===== Provided entries =====
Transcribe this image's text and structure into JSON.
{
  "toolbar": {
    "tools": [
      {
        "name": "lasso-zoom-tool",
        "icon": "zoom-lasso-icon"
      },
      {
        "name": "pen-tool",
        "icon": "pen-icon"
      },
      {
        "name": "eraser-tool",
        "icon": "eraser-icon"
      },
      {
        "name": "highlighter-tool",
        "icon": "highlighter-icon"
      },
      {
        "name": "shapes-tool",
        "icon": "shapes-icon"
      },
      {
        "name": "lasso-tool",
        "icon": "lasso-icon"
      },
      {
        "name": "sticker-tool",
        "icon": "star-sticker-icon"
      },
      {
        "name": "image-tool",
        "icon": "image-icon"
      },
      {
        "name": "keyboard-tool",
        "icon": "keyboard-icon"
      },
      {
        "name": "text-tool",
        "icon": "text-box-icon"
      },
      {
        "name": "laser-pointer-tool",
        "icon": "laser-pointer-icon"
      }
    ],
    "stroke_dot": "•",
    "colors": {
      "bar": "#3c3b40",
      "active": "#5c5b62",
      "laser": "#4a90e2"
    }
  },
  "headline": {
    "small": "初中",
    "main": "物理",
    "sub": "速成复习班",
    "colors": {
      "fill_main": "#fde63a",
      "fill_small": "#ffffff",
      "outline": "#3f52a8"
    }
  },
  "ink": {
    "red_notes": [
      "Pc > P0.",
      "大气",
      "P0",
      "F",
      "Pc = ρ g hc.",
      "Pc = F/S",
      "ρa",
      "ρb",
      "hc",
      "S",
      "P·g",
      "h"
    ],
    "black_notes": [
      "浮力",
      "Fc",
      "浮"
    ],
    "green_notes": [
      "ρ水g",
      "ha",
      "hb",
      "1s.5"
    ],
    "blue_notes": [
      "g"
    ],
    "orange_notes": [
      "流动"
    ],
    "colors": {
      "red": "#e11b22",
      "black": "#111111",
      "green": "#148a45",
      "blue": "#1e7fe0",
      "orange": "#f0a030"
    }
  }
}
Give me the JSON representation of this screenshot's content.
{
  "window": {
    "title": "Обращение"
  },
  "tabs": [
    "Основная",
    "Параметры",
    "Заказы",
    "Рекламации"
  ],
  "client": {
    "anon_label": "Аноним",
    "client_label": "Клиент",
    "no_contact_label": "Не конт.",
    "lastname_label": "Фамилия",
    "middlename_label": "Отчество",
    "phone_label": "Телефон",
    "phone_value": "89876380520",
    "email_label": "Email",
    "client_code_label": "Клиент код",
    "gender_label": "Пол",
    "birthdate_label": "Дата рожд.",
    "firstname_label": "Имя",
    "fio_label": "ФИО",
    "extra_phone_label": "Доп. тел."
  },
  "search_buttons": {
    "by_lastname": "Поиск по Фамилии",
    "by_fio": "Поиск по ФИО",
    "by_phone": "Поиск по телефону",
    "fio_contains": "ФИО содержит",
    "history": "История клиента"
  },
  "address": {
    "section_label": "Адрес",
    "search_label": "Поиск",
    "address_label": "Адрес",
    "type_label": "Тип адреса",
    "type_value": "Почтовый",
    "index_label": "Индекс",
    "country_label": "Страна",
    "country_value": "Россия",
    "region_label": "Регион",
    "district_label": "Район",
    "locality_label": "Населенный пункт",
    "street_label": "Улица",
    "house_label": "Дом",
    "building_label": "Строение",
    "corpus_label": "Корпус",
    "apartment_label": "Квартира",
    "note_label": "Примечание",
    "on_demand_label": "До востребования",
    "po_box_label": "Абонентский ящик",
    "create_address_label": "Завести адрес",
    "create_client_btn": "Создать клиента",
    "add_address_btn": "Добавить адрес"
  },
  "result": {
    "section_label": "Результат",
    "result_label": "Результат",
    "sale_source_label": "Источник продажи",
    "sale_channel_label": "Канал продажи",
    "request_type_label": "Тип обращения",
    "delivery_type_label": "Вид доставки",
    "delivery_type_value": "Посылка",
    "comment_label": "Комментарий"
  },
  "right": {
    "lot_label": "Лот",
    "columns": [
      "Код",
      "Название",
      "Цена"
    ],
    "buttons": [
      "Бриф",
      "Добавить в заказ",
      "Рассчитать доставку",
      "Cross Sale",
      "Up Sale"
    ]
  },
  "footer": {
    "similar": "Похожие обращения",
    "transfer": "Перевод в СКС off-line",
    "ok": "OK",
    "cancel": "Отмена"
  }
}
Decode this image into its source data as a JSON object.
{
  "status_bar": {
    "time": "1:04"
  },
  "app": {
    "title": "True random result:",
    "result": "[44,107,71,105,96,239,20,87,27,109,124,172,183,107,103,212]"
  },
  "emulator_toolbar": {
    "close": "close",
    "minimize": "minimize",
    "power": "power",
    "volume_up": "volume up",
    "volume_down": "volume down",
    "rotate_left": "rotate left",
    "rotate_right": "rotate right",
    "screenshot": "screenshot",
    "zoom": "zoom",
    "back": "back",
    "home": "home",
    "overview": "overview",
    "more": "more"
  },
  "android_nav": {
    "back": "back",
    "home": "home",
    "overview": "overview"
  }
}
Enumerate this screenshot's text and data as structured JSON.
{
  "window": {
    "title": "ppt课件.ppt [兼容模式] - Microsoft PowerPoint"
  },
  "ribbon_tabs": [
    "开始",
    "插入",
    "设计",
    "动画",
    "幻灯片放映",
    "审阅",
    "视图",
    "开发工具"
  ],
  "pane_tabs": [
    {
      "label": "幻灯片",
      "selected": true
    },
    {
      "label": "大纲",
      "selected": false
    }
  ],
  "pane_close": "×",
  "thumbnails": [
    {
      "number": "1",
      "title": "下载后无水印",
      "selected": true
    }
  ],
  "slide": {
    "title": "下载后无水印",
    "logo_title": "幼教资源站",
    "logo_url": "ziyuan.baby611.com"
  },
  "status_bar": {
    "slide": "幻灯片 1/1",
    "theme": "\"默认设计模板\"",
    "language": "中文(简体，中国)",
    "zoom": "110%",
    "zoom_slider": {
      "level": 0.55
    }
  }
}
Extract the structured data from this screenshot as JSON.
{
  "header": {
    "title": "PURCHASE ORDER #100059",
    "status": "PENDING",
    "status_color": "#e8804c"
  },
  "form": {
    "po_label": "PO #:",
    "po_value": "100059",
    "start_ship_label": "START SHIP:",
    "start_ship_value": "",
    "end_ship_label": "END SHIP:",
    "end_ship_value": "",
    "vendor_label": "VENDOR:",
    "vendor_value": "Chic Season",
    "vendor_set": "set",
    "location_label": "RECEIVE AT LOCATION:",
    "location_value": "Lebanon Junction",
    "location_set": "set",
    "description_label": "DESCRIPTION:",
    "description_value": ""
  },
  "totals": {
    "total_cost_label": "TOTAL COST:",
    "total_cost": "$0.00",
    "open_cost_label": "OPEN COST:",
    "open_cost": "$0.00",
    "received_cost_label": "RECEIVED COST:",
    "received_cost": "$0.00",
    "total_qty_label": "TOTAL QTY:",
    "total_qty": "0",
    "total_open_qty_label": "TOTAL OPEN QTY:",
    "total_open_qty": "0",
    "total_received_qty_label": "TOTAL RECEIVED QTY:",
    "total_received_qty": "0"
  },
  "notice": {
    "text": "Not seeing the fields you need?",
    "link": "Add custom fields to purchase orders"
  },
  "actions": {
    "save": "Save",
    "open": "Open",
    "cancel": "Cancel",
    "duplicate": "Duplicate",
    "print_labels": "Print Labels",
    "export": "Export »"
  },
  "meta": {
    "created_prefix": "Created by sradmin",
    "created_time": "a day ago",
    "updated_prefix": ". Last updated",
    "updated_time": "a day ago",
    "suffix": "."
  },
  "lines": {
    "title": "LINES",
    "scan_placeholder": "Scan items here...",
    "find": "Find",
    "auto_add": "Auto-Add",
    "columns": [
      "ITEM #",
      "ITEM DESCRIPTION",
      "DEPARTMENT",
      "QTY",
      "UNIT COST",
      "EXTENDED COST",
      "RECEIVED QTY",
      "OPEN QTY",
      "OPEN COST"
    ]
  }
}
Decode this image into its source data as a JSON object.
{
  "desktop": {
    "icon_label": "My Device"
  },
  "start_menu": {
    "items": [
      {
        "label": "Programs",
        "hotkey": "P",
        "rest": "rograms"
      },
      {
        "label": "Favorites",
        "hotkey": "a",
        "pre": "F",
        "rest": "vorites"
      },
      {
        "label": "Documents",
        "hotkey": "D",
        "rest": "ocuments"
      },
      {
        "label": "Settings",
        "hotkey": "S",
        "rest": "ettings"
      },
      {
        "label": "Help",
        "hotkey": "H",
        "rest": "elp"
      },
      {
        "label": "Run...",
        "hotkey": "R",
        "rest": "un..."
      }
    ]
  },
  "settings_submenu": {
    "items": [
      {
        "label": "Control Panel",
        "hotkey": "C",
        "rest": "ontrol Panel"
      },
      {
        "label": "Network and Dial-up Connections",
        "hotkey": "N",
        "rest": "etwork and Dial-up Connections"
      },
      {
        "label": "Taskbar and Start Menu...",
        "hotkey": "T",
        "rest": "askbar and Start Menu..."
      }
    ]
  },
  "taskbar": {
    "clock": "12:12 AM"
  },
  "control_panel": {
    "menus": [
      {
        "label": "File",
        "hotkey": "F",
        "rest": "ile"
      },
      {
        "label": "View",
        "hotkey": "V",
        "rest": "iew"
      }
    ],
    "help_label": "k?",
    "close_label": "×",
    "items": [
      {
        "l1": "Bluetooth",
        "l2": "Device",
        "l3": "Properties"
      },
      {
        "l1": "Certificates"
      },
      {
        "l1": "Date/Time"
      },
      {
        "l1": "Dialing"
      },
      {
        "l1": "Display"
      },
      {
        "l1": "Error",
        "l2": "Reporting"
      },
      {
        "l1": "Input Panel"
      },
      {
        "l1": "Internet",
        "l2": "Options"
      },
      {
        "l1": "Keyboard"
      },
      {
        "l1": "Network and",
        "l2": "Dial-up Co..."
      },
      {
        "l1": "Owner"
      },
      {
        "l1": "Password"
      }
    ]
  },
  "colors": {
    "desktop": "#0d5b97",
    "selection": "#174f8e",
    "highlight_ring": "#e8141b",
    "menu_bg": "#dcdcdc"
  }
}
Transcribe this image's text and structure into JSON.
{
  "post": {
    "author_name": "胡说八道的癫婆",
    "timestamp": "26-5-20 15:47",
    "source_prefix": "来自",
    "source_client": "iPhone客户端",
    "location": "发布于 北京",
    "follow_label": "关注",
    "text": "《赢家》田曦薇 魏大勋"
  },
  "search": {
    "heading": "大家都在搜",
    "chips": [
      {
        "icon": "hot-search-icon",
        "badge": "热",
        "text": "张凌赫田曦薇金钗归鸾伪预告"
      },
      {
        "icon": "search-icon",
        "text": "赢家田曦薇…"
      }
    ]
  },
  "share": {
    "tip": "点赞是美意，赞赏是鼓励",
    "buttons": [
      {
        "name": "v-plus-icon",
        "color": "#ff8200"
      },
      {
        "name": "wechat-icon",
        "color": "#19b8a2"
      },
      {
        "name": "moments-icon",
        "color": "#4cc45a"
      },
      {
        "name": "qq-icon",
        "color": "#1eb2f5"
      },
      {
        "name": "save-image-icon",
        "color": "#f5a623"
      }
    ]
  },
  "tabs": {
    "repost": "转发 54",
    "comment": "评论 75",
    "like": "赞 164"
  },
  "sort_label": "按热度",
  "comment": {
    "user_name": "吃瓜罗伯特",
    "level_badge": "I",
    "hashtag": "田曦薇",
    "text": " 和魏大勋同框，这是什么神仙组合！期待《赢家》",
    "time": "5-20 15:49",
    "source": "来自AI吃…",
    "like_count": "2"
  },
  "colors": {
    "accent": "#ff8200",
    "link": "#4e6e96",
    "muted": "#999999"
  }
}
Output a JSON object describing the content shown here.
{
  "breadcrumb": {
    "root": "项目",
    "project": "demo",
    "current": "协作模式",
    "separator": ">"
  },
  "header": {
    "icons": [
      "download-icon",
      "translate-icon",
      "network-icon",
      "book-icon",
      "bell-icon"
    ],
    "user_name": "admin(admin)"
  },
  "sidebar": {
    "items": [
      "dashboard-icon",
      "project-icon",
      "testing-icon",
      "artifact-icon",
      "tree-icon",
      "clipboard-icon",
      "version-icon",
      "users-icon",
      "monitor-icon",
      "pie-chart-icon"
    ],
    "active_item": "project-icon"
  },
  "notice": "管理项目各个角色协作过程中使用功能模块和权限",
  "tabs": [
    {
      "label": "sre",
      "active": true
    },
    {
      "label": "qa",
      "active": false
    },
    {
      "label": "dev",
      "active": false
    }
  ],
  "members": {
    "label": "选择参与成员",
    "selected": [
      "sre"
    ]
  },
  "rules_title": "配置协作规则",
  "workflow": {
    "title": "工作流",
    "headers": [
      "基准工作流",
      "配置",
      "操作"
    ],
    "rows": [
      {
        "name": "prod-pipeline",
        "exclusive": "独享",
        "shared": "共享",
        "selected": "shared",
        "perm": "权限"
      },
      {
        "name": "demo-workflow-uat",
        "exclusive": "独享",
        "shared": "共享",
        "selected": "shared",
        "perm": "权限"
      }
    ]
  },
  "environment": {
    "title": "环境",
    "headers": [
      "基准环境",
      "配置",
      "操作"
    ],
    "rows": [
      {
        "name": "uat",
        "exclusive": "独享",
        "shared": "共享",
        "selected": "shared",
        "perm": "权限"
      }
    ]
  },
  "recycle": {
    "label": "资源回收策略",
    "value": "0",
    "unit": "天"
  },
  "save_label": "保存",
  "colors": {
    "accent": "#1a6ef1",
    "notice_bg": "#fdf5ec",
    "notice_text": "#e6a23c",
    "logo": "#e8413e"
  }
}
=====
■ Aim:
Check every line of the records above for the string "lasso" and say how many contain it, giving the number alone.

■ Solution to this problem:
4